_WHAT THE EXERCISE ASKS_:
Copy out each line featuring the string "this" from the entries beneath.

— Start of RECORD EXTRACTS —

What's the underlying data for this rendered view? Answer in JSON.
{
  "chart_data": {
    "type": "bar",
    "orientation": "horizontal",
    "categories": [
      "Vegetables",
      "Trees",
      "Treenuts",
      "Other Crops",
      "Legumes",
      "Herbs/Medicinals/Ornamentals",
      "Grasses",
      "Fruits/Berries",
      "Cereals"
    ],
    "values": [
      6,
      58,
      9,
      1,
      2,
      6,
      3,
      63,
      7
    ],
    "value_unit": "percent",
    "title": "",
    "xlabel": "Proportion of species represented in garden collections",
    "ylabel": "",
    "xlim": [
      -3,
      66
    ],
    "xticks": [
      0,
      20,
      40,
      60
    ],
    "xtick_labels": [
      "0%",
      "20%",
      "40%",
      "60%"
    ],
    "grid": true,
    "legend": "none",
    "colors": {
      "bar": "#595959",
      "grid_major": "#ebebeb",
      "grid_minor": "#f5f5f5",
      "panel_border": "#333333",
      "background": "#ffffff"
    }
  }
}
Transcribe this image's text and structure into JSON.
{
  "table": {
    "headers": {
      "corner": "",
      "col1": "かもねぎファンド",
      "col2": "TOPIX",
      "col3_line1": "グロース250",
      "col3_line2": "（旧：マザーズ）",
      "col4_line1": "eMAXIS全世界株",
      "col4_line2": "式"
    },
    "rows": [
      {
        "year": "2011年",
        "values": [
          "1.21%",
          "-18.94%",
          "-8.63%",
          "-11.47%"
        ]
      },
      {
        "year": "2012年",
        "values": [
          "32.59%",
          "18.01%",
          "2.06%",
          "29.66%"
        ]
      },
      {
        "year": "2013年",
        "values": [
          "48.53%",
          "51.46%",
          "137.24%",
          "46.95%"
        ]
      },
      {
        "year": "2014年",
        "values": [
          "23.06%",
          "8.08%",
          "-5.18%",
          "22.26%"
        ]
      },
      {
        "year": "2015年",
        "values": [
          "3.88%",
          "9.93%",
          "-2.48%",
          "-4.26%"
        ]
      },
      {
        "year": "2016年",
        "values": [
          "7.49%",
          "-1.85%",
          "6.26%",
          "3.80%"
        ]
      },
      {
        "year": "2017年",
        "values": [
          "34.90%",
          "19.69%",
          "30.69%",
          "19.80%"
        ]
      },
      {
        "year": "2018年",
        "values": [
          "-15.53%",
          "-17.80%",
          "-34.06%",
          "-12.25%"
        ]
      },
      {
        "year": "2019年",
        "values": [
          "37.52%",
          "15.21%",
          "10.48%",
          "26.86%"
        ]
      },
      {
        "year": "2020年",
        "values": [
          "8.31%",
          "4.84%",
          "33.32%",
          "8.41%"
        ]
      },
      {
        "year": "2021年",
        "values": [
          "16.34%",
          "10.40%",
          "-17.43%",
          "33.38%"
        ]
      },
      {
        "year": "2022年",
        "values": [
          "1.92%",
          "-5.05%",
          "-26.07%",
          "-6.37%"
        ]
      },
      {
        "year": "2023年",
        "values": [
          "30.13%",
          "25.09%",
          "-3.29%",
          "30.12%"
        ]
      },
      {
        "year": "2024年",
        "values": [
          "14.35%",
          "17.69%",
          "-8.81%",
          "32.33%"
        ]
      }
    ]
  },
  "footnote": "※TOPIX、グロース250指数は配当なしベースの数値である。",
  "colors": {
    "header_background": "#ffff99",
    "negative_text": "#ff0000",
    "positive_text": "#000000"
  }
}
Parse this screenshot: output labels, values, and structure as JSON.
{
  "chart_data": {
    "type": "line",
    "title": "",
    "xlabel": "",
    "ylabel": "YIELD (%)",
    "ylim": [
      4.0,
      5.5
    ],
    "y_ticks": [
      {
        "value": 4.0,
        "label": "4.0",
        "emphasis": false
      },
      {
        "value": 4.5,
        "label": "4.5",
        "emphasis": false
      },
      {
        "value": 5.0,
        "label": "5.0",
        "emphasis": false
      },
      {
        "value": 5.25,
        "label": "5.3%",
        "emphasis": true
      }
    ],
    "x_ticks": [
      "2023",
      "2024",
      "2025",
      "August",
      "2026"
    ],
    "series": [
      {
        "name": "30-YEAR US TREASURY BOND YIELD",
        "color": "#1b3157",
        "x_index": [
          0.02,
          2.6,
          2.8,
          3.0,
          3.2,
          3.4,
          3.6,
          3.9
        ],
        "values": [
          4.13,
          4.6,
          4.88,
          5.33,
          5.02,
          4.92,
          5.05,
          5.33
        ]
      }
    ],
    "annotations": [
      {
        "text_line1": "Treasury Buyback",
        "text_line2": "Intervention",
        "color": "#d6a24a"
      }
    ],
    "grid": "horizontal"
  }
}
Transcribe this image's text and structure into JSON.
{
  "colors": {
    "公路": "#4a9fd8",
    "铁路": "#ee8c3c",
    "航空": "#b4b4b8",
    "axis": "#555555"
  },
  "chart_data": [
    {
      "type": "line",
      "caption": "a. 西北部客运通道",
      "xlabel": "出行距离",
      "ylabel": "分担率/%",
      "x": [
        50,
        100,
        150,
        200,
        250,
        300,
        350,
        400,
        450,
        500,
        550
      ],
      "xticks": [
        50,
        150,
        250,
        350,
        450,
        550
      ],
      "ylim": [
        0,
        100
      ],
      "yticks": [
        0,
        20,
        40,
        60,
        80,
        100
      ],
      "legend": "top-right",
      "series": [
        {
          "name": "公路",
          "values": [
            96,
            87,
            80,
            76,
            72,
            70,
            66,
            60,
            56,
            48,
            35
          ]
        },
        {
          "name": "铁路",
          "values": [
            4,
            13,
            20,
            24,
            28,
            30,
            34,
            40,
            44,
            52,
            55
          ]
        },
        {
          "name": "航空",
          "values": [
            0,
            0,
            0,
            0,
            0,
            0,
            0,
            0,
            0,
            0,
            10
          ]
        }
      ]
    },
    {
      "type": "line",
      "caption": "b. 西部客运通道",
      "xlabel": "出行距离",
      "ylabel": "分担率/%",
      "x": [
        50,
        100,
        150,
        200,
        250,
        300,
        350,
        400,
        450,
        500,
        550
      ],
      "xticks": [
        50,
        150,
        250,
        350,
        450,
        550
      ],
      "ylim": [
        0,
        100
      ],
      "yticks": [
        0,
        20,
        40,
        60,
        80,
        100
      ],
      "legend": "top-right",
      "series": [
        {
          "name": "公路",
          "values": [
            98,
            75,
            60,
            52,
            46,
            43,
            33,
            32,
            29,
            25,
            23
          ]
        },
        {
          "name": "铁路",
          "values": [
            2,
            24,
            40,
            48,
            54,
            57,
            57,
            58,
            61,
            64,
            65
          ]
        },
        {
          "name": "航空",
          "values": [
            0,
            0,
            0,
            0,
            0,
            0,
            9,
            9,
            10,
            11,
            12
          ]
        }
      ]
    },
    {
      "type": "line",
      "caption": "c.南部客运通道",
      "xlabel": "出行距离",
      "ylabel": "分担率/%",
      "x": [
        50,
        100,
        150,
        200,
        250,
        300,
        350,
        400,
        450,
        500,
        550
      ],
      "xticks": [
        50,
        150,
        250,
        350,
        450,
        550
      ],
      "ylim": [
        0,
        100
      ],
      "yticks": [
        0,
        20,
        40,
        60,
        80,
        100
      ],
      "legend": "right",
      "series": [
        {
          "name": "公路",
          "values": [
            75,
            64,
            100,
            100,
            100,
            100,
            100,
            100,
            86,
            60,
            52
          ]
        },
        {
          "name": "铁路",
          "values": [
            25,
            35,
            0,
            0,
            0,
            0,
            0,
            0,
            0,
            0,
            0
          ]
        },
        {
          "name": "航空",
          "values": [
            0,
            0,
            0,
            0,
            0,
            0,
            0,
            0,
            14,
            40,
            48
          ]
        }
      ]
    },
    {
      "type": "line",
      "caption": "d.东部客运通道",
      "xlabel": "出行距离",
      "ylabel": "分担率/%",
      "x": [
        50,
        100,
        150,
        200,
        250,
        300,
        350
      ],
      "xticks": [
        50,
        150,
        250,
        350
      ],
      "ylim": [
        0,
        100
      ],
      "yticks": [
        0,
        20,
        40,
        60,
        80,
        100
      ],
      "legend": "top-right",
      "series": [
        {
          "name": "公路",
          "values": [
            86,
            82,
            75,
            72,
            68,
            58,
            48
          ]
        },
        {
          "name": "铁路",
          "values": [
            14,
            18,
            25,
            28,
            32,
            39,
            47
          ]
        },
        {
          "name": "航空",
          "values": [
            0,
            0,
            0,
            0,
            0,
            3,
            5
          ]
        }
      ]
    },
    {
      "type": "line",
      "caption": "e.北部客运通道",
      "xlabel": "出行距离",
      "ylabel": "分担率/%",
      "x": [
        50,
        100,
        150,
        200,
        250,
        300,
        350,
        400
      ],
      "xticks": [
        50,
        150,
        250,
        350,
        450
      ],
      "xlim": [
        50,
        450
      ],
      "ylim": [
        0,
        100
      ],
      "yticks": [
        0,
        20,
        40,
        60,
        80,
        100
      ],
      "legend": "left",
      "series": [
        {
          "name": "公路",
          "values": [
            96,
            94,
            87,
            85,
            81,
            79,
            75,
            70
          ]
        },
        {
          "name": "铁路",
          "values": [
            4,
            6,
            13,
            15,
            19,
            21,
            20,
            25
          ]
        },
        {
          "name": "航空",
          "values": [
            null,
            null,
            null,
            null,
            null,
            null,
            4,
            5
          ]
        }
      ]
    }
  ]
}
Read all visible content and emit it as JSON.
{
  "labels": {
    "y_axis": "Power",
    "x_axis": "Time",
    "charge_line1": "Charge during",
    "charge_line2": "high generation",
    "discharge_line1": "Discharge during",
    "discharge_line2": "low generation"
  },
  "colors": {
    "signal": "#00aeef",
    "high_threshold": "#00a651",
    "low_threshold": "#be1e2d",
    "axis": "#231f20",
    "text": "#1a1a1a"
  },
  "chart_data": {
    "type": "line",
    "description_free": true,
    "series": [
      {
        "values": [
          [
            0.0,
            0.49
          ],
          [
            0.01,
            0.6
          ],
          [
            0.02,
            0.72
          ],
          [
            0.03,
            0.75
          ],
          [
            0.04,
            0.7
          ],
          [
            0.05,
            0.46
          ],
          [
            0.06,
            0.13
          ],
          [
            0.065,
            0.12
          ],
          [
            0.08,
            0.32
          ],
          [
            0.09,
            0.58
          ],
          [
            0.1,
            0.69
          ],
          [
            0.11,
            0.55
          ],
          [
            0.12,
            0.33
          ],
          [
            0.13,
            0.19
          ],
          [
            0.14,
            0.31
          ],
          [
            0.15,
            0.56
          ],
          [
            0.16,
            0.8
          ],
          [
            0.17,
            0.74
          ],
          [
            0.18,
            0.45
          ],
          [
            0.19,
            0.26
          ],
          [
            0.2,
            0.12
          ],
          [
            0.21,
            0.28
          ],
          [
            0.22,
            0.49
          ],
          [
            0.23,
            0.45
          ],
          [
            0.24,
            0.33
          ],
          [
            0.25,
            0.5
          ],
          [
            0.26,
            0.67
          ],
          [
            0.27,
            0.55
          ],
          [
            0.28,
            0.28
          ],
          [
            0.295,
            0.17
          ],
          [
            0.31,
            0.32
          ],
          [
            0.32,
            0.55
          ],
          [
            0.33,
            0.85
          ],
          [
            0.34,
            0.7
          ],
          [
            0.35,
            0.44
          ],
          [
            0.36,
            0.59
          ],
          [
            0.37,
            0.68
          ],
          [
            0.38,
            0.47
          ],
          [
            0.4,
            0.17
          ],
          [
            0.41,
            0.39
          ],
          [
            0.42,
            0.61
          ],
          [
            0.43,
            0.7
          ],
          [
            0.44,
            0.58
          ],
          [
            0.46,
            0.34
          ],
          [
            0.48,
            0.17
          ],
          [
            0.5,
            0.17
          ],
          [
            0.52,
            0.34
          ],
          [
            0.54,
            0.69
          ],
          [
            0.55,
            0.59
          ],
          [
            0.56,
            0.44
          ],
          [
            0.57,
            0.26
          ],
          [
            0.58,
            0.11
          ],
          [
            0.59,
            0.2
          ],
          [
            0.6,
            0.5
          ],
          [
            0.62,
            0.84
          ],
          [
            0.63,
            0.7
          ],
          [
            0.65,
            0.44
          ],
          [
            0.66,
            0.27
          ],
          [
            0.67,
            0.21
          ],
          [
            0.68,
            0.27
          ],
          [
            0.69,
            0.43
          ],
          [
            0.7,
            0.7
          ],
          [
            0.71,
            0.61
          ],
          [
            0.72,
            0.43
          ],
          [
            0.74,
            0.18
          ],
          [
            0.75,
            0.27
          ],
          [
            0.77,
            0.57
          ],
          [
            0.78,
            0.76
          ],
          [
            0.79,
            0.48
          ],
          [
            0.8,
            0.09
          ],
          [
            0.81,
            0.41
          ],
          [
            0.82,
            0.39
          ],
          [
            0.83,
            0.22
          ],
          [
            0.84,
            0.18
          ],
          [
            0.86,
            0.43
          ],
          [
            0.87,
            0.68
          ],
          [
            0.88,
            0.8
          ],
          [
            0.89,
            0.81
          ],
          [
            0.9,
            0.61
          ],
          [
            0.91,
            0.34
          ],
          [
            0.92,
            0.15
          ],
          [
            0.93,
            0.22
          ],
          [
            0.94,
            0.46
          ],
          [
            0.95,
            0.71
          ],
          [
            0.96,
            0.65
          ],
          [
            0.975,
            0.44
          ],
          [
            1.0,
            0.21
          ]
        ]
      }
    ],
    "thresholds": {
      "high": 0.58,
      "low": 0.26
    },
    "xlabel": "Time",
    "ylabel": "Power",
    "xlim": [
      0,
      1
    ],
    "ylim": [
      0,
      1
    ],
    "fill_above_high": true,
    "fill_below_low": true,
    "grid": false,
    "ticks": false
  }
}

— End of RECORD EXTRACTS —

_TASK OUTPUT_:
What's the underlying data for this rendered view? Answer in JSON.
Transcribe this image's text and structure into JSON.
Parse this screenshot: output labels, values, and structure as JSON.
Transcribe this image's text and structure into JSON.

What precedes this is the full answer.